■ WHAT IS ASKED: The data below should be restated word for word, with every picture omitted.

______

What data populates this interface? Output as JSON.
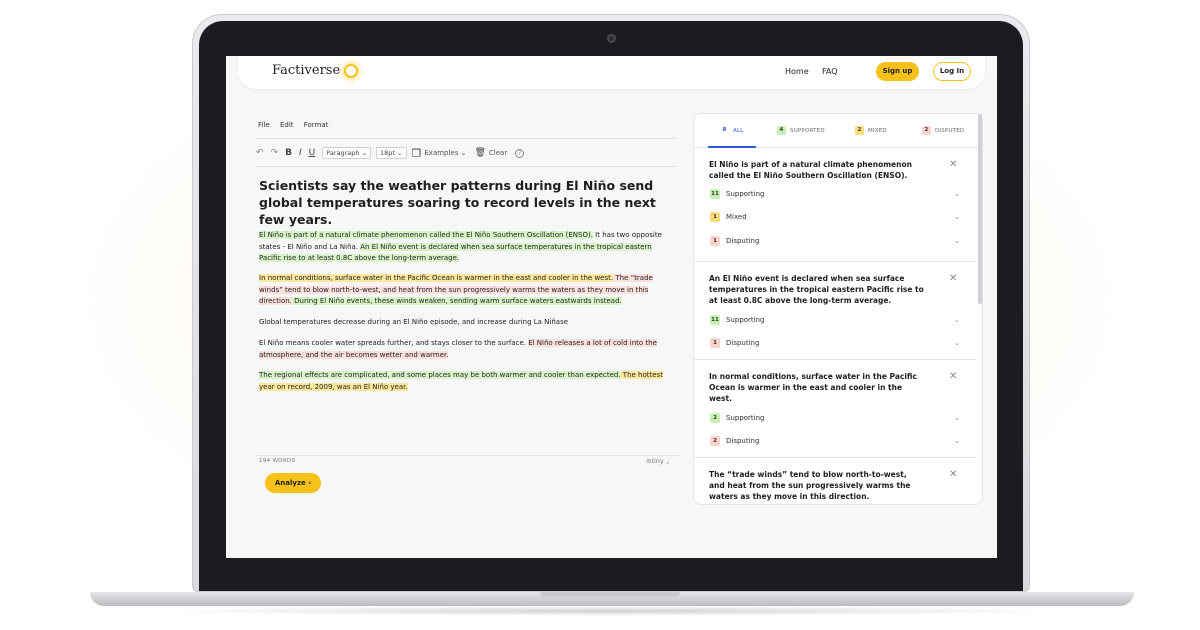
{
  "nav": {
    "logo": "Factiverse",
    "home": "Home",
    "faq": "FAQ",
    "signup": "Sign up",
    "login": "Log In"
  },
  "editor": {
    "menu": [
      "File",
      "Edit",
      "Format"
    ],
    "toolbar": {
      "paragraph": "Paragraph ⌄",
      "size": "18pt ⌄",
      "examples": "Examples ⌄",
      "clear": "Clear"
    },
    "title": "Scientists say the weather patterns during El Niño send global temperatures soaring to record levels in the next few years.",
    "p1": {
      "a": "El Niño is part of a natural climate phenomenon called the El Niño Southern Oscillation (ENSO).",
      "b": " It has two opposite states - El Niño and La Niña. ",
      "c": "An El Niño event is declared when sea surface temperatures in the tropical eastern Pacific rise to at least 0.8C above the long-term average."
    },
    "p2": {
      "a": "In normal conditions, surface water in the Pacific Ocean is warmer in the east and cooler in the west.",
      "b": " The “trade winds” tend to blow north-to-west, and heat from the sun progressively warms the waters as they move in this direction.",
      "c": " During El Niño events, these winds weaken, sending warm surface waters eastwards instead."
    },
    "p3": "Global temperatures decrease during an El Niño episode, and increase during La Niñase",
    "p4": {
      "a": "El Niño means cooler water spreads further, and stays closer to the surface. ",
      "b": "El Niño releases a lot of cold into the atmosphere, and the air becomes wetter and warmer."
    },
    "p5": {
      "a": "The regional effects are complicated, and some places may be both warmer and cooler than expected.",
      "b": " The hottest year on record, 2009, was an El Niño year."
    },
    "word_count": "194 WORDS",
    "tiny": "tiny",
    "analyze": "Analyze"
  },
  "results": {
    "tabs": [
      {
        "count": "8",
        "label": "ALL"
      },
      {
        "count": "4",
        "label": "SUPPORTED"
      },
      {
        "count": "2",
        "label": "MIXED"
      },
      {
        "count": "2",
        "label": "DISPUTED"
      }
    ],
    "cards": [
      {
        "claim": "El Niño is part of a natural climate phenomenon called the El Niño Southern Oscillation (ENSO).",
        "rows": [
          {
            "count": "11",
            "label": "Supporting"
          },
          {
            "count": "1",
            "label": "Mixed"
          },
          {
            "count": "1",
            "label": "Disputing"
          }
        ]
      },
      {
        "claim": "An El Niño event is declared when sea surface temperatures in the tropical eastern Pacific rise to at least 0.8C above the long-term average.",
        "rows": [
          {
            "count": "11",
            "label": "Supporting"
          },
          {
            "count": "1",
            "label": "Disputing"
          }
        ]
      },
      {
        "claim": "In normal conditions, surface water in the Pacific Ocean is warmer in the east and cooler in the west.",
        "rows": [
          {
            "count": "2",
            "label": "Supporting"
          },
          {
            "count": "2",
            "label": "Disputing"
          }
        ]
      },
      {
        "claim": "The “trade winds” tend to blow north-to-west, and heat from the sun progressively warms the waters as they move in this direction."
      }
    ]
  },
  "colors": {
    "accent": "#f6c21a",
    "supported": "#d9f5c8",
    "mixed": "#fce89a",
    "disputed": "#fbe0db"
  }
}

______

■ FULL OUTPUT:
What data populates this interface? Output as JSON.
{
  "nav": {
    "logo": "Factiverse",
    "home": "Home",
    "faq": "FAQ",
    "signup": "Sign up",
    "login": "Log In"
  },
  "editor": {
    "menu": [
      "File",
      "Edit",
      "Format"
    ],
    "toolbar": {
      "paragraph": "Paragraph ⌄",
      "size": "18pt ⌄",
      "examples": "Examples ⌄",
      "clear": "Clear"
    },
    "title": "Scientists say the weather patterns during El Niño send global temperatures soaring to record levels in the next few years.",
    "p1": {
      "a": "El Niño is part of a natural climate phenomenon called the El Niño Southern Oscillation (ENSO).",
      "b": " It has two opposite states - El Niño and La Niña. ",
      "c": "An El Niño event is declared when sea surface temperatures in the tropical eastern Pacific rise to at least 0.8C above the long-term average."
    },
    "p2": {
      "a": "In normal conditions, surface water in the Pacific Ocean is warmer in the east and cooler in the west.",
      "b": " The “trade winds” tend to blow north-to-west, and heat from the sun progressively warms the waters as they move in this direction.",
      "c": " During El Niño events, these winds weaken, sending warm surface waters eastwards instead."
    },
    "p3": "Global temperatures decrease during an El Niño episode, and increase during La Niñase",
    "p4": {
      "a": "El Niño means cooler water spreads further, and stays closer to the surface. ",
      "b": "El Niño releases a lot of cold into the atmosphere, and the air becomes wetter and warmer."
    },
    "p5": {
      "a": "The regional effects are complicated, and some places may be both warmer and cooler than expected.",
      "b": " The hottest year on record, 2009, was an El Niño year."
    },
    "word_count": "194 WORDS",
    "tiny": "tiny",
    "analyze": "Analyze"
  },
  "results": {
    "tabs": [
      {
        "count": "8",
        "label": "ALL"
      },
      {
        "count": "4",
        "label": "SUPPORTED"
      },
      {
        "count": "2",
        "label": "MIXED"
      },
      {
        "count": "2",
        "label": "DISPUTED"
      }
    ],
    "cards": [
      {
        "claim": "El Niño is part of a natural climate phenomenon called the El Niño Southern Oscillation (ENSO).",
        "rows": [
          {
            "count": "11",
            "label": "Supporting"
          },
          {
            "count": "1",
            "label": "Mixed"
          },
          {
            "count": "1",
            "label": "Disputing"
          }
        ]
      },
      {
        "claim": "An El Niño event is declared when sea surface temperatures in the tropical eastern Pacific rise to at least 0.8C above the long-term average.",
        "rows": [
          {
            "count": "11",
            "label": "Supporting"
          },
          {
            "count": "1",
            "label": "Disputing"
          }
        ]
      },
      {
        "claim": "In normal conditions, surface water in the Pacific Ocean is warmer in the east and cooler in the west.",
        "rows": [
          {
            "count": "2",
            "label": "Supporting"
          },
          {
            "count": "2",
            "label": "Disputing"
          }
        ]
      },
      {
        "claim": "The “trade winds” tend to blow north-to-west, and heat from the sun progressively warms the waters as they move in this direction."
      }
    ]
  },
  "colors": {
    "accent": "#f6c21a",
    "supported": "#d9f5c8",
    "mixed": "#fce89a",
    "disputed": "#fbe0db"
  }
}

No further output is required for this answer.